Written instruction: Pick out each line containing the string "JSON" and copy it.

[Excerpts from a figure dataset]

# # # # #

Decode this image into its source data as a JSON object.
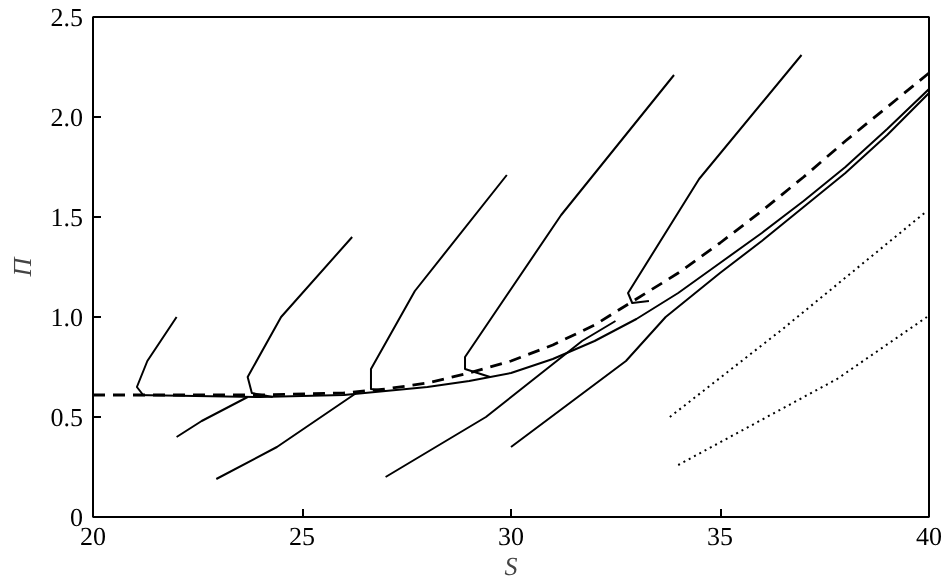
{
  "chart_data": {
    "type": "line",
    "xlabel": "S",
    "ylabel": "Π",
    "xlim": [
      20,
      40
    ],
    "ylim": [
      0,
      2.5
    ],
    "xticks": [
      20,
      25,
      30,
      35,
      40
    ],
    "yticks": [
      0,
      {
        "value": 0.5,
        "label": "0.5"
      },
      {
        "value": 1,
        "label": "1.0"
      },
      {
        "value": 1.5,
        "label": "1.5"
      },
      {
        "value": 2,
        "label": "2.0"
      },
      {
        "value": 2.5,
        "label": "2.5"
      }
    ],
    "grid": false,
    "marker": "none",
    "series": [
      {
        "color": "#000000",
        "line_style": "dashed",
        "x": [
          20,
          24,
          26,
          27,
          28,
          29,
          30,
          31,
          32,
          33,
          34,
          35,
          36,
          37,
          38,
          39,
          40
        ],
        "values": [
          0.61,
          0.61,
          0.62,
          0.64,
          0.67,
          0.72,
          0.78,
          0.86,
          0.96,
          1.09,
          1.22,
          1.37,
          1.53,
          1.7,
          1.88,
          2.05,
          2.22
        ]
      },
      {
        "color": "#000000",
        "line_style": "solid",
        "x": [
          21,
          24,
          26,
          27,
          28,
          29,
          30,
          31,
          32,
          33,
          34,
          35,
          36,
          37,
          38,
          39,
          40
        ],
        "values": [
          0.61,
          0.6,
          0.61,
          0.63,
          0.65,
          0.68,
          0.72,
          0.79,
          0.88,
          0.99,
          1.12,
          1.27,
          1.42,
          1.58,
          1.75,
          1.94,
          2.14
        ]
      },
      {
        "color": "#000000",
        "line_style": "solid",
        "x": [
          22,
          21.3,
          21.05,
          21.2
        ],
        "values": [
          1.0,
          0.78,
          0.65,
          0.61
        ]
      },
      {
        "color": "#000000",
        "line_style": "solid",
        "x": [
          26.2,
          24.5,
          23.7,
          23.8,
          24.3
        ],
        "values": [
          1.4,
          1.0,
          0.7,
          0.62,
          0.6
        ]
      },
      {
        "color": "#000000",
        "line_style": "solid",
        "x": [
          29.9,
          27.7,
          26.65,
          26.65,
          27.0
        ],
        "values": [
          1.71,
          1.13,
          0.74,
          0.64,
          0.63
        ]
      },
      {
        "color": "#000000",
        "line_style": "solid",
        "x": [
          33.9,
          31.2,
          28.9,
          28.9,
          29.5
        ],
        "values": [
          2.21,
          1.51,
          0.8,
          0.74,
          0.7
        ]
      },
      {
        "color": "#000000",
        "line_style": "solid",
        "x": [
          36.95,
          34.5,
          32.8,
          32.9,
          33.3
        ],
        "values": [
          2.31,
          1.69,
          1.12,
          1.07,
          1.08
        ]
      },
      {
        "color": "#000000",
        "line_style": "solid",
        "x": [
          22,
          22.6,
          23.7
        ],
        "values": [
          0.4,
          0.48,
          0.6
        ]
      },
      {
        "color": "#000000",
        "line_style": "solid",
        "x": [
          22.95,
          24.4,
          26.3
        ],
        "values": [
          0.19,
          0.35,
          0.62
        ]
      },
      {
        "color": "#000000",
        "line_style": "solid",
        "x": [
          27.0,
          29.4,
          31.7,
          32.5
        ],
        "values": [
          0.2,
          0.5,
          0.88,
          0.98
        ]
      },
      {
        "color": "#000000",
        "line_style": "solid",
        "x": [
          30.0,
          32.75,
          33.7,
          35,
          36,
          37,
          38,
          39,
          40
        ],
        "values": [
          0.35,
          0.78,
          1.0,
          1.22,
          1.38,
          1.55,
          1.72,
          1.91,
          2.12
        ]
      },
      {
        "color": "#000000",
        "line_style": "dotted",
        "x": [
          33.8,
          36.5,
          39.95
        ],
        "values": [
          0.5,
          0.94,
          1.53
        ]
      },
      {
        "color": "#000000",
        "line_style": "dotted",
        "x": [
          34.0,
          37.8,
          39.95
        ],
        "values": [
          0.26,
          0.69,
          1.0
        ]
      }
    ]
  }
}
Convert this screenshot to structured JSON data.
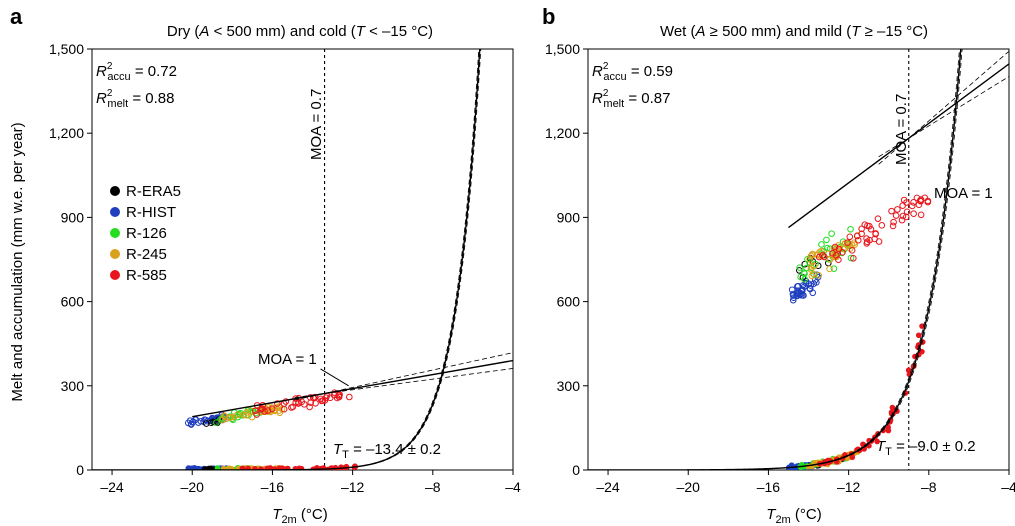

# # # # #

Result of this exercise:
Decode this image into its source data as a JSON object.
Convert this screenshot to structured JSON data.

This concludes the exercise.